Dataset entries
- - - -
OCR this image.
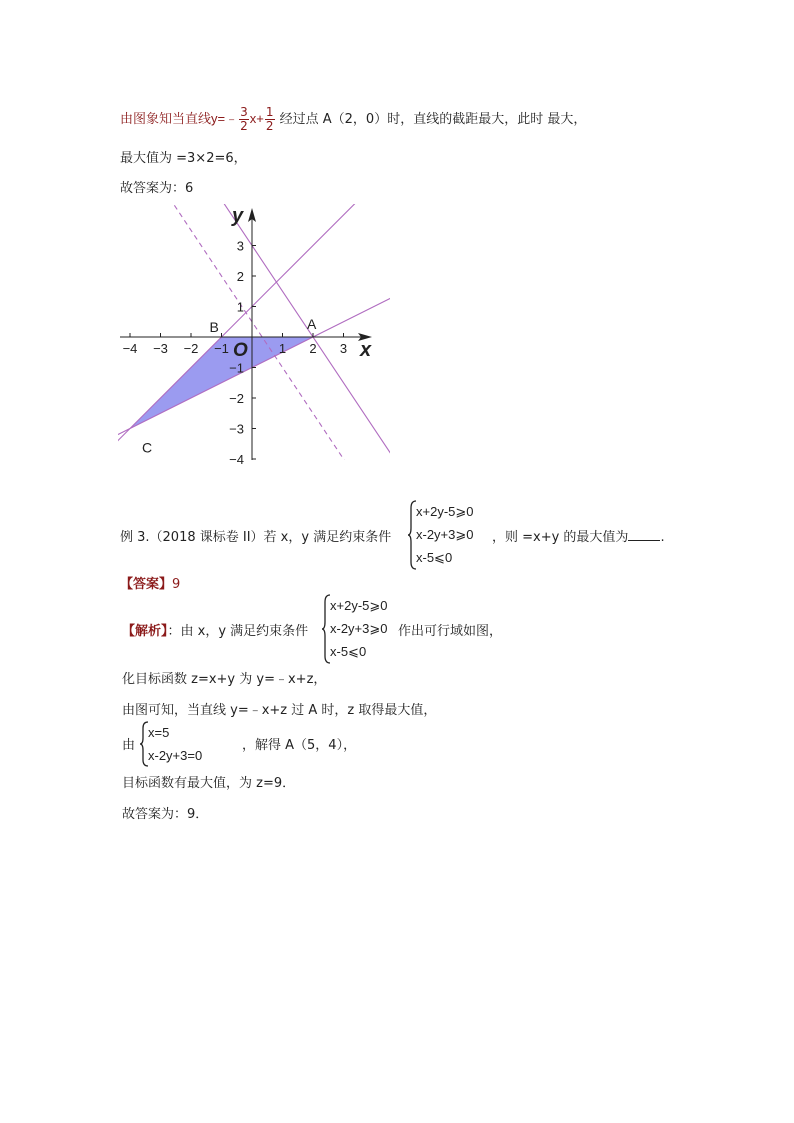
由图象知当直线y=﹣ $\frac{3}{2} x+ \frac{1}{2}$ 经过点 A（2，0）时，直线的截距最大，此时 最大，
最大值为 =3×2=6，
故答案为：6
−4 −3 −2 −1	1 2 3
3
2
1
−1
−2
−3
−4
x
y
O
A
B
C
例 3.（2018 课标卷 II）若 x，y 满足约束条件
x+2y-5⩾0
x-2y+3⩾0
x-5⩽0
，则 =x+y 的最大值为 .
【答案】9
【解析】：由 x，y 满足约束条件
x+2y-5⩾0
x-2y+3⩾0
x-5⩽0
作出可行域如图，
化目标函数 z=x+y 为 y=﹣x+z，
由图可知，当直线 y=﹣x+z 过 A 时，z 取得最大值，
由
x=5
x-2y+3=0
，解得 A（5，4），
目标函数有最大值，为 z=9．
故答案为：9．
- - - -
AIM OF THE TASK -
Omit the images and transcribe all of the records above word for word.

RESPONSE TO THE EXERCISE -
OCR this image.
由图象知当直线y=﹣ $\frac{3}{2} x+ \frac{1}{2}$ 经过点 A（2，0）时，直线的截距最大，此时 最大，
最大值为 =3×2=6，
故答案为：6
−4 −3 −2 −1	1 2 3
3
2
1
−1
−2
−3
−4
x
y
O
A
B
C
例 3.（2018 课标卷 II）若 x，y 满足约束条件
x+2y-5⩾0
x-2y+3⩾0
x-5⩽0
，则 =x+y 的最大值为 .
【答案】9
【解析】：由 x，y 满足约束条件
x+2y-5⩾0
x-2y+3⩾0
x-5⩽0
作出可行域如图，
化目标函数 z=x+y 为 y=﹣x+z，
由图可知，当直线 y=﹣x+z 过 A 时，z 取得最大值，
由
x=5
x-2y+3=0
，解得 A（5，4），
目标函数有最大值，为 z=9．
故答案为：9．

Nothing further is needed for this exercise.